>> Begin LISTED RECORDS
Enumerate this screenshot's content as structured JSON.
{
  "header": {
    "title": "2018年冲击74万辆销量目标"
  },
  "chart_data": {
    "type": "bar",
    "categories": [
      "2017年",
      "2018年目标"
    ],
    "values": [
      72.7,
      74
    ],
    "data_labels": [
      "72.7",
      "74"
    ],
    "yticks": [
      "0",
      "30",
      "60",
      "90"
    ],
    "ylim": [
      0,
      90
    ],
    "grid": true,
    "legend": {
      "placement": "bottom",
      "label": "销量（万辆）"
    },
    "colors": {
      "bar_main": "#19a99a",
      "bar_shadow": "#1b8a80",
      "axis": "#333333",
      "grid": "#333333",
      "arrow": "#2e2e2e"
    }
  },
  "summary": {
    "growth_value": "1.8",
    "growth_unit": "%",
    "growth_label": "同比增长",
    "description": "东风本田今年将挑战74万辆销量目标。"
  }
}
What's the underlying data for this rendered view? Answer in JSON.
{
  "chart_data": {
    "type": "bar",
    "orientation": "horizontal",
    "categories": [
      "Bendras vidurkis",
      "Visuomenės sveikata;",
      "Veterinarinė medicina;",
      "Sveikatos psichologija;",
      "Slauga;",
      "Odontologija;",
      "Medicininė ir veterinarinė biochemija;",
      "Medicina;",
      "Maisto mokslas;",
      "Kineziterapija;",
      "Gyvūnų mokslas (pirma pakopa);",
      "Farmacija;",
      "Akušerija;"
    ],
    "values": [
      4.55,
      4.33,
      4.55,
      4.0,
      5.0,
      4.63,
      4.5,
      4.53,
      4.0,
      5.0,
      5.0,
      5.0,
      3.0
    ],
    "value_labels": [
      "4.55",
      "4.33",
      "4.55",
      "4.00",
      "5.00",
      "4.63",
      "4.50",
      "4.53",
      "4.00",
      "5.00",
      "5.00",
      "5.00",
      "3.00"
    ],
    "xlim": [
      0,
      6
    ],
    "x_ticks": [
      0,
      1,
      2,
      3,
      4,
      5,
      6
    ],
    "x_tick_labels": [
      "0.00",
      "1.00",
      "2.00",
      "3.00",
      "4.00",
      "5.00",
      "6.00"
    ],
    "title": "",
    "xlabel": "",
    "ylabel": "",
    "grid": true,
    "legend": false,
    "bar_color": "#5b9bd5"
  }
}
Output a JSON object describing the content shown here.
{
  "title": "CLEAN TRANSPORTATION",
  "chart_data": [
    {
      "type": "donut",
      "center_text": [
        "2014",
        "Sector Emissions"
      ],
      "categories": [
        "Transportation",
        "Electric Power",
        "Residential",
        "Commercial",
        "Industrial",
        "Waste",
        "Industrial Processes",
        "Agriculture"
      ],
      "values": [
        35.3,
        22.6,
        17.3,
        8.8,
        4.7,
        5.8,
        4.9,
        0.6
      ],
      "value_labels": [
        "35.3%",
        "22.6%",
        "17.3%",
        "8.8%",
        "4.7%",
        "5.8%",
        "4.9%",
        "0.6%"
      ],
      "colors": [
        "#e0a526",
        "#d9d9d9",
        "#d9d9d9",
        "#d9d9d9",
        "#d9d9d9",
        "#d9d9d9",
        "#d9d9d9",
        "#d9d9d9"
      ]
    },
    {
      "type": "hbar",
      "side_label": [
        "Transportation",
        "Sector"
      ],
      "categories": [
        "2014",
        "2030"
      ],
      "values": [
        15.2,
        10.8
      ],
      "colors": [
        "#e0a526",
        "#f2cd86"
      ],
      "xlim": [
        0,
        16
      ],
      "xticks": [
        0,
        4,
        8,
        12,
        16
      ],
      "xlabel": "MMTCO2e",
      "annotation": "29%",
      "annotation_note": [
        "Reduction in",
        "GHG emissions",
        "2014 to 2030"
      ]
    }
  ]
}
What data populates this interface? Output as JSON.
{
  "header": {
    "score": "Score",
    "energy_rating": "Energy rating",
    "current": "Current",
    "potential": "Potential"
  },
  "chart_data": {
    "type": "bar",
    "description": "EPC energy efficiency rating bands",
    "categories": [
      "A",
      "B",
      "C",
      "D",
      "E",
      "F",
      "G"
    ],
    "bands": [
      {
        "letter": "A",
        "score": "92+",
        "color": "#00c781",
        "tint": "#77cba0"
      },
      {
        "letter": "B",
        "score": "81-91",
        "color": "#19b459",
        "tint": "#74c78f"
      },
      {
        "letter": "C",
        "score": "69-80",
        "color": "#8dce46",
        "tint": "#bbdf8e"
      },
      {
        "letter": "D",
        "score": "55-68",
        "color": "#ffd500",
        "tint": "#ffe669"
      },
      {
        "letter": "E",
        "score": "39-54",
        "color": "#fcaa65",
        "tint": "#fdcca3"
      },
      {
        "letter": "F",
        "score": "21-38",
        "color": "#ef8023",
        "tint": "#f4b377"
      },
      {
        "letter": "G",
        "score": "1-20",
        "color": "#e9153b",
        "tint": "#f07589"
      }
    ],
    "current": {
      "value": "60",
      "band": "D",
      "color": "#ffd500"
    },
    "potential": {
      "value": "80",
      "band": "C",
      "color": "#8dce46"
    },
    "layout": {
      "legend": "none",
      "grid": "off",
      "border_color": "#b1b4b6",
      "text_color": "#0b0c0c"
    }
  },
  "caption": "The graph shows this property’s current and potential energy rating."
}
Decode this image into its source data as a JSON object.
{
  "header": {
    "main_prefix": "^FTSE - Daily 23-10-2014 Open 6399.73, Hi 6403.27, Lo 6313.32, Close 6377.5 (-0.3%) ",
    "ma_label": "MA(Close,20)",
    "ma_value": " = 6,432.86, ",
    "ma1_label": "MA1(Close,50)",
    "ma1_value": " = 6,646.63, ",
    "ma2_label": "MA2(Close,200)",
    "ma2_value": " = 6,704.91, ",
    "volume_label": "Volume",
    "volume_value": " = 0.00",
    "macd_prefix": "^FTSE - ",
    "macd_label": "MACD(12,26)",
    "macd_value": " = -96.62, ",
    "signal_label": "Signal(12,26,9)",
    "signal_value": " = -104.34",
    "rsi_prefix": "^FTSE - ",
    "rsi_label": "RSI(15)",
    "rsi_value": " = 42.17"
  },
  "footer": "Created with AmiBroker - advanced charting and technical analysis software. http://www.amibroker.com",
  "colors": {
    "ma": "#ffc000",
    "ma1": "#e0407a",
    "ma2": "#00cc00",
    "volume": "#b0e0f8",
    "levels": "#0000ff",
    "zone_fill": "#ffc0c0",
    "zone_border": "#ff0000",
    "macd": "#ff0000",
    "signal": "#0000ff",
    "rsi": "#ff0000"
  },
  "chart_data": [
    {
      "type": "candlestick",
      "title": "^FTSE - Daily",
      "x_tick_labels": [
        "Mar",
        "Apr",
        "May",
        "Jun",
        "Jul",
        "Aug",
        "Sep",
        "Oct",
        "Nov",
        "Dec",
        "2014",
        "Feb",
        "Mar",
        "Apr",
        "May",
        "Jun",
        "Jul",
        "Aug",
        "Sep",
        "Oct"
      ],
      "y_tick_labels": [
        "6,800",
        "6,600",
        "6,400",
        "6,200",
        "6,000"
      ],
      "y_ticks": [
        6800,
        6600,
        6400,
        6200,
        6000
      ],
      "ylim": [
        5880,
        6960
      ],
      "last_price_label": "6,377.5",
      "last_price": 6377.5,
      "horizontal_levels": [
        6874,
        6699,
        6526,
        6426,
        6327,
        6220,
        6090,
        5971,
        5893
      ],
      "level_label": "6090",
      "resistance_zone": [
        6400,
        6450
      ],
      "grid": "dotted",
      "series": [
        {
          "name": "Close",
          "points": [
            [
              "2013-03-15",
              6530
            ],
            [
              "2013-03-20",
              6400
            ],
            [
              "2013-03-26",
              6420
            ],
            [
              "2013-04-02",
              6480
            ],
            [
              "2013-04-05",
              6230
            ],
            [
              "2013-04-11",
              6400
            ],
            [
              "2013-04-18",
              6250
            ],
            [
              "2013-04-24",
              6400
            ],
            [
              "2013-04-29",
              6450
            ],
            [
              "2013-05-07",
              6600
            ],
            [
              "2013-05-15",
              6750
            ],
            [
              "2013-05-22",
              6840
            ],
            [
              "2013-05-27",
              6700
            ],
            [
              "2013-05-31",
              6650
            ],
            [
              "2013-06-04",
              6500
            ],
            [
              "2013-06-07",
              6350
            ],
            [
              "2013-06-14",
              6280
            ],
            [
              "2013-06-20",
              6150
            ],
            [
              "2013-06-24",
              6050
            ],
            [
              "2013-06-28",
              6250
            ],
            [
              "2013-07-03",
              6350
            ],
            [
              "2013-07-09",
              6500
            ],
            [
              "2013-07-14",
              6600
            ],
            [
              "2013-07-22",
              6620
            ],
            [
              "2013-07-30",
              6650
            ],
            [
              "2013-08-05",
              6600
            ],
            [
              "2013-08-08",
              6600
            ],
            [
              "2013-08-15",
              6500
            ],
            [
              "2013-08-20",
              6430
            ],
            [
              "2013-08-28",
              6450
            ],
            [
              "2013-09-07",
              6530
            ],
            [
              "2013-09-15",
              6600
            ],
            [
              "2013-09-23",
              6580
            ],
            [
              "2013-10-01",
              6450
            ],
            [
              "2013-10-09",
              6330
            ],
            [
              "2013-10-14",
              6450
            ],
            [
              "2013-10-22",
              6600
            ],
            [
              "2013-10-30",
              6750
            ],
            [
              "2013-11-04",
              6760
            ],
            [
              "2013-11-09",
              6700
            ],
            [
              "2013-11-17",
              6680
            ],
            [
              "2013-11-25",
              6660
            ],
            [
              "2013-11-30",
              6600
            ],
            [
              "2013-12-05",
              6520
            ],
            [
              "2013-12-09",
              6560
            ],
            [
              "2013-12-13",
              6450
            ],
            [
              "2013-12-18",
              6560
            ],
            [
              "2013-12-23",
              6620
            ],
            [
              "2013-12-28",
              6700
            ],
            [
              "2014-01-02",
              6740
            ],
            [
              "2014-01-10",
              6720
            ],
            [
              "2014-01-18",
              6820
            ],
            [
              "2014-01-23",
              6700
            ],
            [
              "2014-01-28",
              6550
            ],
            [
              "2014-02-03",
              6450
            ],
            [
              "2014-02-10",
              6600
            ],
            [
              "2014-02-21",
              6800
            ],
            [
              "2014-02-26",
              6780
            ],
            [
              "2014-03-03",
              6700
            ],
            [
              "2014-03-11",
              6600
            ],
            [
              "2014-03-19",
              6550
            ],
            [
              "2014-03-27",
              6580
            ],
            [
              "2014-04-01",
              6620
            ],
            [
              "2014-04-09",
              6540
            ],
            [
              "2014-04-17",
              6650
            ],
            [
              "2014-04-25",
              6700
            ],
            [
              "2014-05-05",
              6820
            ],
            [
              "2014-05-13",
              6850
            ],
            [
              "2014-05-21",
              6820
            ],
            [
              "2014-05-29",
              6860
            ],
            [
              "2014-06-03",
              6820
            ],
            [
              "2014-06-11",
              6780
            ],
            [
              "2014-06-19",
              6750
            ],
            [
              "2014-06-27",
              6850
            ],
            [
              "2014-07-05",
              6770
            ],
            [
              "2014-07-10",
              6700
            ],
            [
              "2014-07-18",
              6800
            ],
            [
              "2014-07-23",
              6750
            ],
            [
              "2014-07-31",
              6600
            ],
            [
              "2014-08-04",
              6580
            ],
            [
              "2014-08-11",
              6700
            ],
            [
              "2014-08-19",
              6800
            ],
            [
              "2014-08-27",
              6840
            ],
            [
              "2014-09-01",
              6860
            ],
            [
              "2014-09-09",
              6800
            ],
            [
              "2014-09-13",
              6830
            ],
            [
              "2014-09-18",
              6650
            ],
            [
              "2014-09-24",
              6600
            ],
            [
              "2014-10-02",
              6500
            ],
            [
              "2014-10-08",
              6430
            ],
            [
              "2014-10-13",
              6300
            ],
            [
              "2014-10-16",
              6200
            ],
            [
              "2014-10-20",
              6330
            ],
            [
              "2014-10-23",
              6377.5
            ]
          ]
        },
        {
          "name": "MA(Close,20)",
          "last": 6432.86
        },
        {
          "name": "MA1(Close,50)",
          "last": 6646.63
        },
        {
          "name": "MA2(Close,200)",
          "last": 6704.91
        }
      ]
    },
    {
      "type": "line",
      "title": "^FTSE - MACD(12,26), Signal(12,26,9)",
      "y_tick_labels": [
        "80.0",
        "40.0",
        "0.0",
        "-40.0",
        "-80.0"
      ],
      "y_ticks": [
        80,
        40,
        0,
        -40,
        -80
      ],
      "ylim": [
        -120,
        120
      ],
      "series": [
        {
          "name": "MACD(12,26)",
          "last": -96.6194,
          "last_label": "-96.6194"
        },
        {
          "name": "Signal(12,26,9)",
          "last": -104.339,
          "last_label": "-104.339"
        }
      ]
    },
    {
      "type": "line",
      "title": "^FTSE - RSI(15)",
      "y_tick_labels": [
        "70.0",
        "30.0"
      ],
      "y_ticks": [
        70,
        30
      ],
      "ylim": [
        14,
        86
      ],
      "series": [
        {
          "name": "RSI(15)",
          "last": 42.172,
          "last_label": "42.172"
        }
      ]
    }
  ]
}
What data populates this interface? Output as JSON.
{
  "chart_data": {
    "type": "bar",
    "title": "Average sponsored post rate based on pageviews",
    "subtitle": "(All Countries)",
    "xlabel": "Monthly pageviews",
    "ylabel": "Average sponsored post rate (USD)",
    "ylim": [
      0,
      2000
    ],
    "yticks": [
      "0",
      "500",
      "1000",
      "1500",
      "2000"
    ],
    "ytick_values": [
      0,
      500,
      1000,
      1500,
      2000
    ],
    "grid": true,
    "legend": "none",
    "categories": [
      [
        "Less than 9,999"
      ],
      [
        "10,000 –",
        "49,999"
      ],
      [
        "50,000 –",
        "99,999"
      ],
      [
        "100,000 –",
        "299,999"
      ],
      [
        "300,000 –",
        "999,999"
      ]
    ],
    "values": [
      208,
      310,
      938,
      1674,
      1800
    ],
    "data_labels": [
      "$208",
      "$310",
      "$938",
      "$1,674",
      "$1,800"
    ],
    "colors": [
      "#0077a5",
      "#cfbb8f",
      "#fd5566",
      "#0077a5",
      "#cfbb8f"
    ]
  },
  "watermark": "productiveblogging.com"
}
>> End LISTED RECORDS
* [JOB] Make a copy of each line that contains the string "Daily".

* [SOLUTION FOR THIS PROBLEM]
    "main_prefix": "^FTSE - Daily 23-10-2014 Open 6399.73, Hi 6403.27, Lo 6313.32, Close 6377.5 (-0.3%) ",
      "title": "^FTSE - Daily",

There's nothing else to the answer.